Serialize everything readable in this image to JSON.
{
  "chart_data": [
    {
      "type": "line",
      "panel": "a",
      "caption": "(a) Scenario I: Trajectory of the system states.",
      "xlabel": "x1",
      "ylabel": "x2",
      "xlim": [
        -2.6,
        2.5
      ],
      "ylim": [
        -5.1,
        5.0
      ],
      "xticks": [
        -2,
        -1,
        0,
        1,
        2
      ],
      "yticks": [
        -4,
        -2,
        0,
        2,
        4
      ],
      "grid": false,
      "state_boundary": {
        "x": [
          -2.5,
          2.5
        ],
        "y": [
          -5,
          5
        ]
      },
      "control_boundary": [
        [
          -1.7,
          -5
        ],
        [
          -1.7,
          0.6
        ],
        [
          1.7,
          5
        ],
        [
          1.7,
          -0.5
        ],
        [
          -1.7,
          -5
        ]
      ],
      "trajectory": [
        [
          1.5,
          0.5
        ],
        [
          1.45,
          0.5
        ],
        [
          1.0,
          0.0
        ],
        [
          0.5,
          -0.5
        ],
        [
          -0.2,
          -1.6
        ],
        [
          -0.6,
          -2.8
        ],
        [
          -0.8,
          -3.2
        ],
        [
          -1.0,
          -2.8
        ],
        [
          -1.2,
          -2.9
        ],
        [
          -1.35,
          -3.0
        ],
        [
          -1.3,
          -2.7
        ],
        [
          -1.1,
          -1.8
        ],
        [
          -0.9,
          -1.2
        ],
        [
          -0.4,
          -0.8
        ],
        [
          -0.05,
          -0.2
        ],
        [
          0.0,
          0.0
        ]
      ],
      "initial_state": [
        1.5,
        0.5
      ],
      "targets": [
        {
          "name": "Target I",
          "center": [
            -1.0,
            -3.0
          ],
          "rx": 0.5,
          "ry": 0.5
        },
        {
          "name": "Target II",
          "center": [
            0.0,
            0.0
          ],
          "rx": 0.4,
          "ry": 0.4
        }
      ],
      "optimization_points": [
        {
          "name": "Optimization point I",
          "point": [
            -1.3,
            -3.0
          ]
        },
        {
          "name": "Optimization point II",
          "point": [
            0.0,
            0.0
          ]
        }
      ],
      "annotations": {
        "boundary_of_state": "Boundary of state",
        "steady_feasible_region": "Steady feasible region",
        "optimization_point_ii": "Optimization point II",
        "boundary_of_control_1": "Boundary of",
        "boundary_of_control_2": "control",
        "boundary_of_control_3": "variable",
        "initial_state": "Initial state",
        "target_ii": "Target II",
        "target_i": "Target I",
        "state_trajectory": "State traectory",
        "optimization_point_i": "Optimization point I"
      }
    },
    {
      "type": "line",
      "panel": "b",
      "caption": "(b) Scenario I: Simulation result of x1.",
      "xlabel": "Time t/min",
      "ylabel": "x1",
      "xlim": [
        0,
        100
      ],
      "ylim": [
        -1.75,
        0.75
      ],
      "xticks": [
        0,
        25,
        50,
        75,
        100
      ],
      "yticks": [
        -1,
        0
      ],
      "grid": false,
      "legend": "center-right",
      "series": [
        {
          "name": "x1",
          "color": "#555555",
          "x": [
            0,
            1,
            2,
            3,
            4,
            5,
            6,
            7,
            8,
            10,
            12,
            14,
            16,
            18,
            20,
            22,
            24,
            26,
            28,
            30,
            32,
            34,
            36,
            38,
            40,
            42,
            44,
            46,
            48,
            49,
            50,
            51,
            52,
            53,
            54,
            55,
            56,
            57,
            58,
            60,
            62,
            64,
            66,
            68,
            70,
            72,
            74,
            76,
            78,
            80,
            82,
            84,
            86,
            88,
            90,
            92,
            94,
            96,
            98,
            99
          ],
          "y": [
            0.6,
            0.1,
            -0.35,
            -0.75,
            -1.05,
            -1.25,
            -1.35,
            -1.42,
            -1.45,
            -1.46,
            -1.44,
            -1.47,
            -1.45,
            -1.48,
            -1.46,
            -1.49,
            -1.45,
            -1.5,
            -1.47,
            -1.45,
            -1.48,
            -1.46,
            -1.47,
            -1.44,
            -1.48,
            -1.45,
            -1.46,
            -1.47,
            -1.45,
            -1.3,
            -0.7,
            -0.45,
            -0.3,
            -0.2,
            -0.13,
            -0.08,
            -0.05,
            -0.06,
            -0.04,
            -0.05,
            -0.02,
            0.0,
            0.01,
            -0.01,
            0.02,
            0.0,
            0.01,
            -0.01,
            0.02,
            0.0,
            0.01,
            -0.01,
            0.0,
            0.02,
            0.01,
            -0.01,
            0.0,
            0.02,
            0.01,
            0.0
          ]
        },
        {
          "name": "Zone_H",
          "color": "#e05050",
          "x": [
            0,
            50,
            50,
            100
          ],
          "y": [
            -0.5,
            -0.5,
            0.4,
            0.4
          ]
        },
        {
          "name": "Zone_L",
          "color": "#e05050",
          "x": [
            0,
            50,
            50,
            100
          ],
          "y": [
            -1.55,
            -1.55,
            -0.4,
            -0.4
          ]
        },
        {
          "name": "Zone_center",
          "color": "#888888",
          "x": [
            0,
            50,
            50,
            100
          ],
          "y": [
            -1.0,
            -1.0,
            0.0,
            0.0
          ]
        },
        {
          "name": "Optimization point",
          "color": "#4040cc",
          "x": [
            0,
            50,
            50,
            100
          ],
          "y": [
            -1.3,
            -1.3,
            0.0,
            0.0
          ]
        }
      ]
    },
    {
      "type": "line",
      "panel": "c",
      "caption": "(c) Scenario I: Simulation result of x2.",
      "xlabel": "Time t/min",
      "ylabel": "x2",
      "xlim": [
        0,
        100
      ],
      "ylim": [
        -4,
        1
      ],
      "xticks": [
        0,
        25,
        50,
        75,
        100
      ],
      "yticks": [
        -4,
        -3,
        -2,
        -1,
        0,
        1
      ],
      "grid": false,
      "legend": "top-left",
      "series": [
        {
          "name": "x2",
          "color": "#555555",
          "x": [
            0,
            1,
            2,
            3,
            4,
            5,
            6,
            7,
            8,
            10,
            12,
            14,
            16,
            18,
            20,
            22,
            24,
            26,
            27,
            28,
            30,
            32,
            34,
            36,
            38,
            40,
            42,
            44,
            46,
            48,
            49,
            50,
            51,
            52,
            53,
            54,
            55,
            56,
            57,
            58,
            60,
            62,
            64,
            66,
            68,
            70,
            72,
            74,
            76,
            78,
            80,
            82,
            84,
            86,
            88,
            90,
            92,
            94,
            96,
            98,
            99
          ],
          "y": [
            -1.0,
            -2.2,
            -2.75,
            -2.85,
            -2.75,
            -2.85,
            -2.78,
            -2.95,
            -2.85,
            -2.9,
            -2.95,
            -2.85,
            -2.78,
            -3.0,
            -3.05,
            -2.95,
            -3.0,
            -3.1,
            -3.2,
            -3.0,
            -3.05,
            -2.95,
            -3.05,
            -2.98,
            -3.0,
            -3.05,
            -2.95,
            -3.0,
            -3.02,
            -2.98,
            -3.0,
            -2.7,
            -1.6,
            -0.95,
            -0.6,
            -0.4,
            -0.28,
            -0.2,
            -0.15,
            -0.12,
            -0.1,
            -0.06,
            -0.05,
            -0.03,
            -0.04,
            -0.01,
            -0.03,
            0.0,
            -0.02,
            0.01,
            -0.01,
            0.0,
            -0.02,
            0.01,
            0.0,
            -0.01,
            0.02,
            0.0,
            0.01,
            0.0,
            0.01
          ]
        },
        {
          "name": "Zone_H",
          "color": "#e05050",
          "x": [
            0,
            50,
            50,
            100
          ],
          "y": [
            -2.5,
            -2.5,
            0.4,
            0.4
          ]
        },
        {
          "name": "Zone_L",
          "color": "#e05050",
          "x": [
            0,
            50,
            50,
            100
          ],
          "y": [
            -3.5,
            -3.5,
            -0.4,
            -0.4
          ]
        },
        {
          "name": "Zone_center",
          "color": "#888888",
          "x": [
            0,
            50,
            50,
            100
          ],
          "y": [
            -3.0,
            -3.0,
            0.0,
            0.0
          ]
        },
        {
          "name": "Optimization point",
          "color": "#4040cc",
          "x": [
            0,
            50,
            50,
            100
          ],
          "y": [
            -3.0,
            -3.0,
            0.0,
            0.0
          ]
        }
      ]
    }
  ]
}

TO BE DONE: Check the data for the word "result" and pull out the lines that have it.

SOLUTION:
      "caption": "(b) Scenario I: Simulation result of x1.",
      "caption": "(c) Scenario I: Simulation result of x2.",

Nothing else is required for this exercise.